**Aim of the exercise:** Extract every line from the records below that contains the word "spørsmål".

**Input for this task:**
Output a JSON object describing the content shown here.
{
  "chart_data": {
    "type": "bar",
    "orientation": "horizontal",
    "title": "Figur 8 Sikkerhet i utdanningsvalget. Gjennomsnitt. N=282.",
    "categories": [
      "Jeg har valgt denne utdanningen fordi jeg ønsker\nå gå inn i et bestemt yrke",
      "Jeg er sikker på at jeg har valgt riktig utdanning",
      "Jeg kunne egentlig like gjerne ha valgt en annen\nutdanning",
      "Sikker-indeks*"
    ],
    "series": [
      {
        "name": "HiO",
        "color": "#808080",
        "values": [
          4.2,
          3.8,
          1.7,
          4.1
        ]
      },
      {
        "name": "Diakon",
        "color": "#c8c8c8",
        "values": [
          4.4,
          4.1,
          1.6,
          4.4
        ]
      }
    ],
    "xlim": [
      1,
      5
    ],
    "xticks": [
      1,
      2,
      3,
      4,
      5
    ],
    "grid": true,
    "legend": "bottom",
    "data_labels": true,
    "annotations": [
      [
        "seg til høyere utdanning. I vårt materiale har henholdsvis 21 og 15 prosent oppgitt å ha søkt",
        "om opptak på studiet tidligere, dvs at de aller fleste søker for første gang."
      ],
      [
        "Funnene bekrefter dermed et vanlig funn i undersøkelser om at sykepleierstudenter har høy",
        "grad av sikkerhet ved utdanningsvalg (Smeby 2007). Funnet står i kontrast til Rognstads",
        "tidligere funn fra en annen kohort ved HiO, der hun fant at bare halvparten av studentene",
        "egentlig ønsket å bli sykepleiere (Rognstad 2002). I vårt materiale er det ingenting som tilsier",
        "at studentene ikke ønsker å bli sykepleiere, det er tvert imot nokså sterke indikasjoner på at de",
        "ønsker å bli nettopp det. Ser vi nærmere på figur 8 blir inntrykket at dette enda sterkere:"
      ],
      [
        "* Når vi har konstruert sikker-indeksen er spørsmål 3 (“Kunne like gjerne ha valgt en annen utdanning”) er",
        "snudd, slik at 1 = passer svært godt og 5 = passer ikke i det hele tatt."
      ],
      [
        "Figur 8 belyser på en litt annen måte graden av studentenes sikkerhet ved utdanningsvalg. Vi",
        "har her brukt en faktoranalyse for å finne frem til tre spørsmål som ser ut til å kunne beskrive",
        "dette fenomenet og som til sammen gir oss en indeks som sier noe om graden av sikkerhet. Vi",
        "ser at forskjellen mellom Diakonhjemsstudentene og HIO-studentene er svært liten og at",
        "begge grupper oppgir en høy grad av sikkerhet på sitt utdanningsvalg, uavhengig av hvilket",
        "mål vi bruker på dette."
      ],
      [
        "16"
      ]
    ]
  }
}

**Expected output:**
        "* Når vi har konstruert sikker-indeksen er spørsmål 3 (“Kunne like gjerne ha valgt en annen utdanning”) er",
        "har her brukt en faktoranalyse for å finne frem til tre spørsmål som ser ut til å kunne beskrive",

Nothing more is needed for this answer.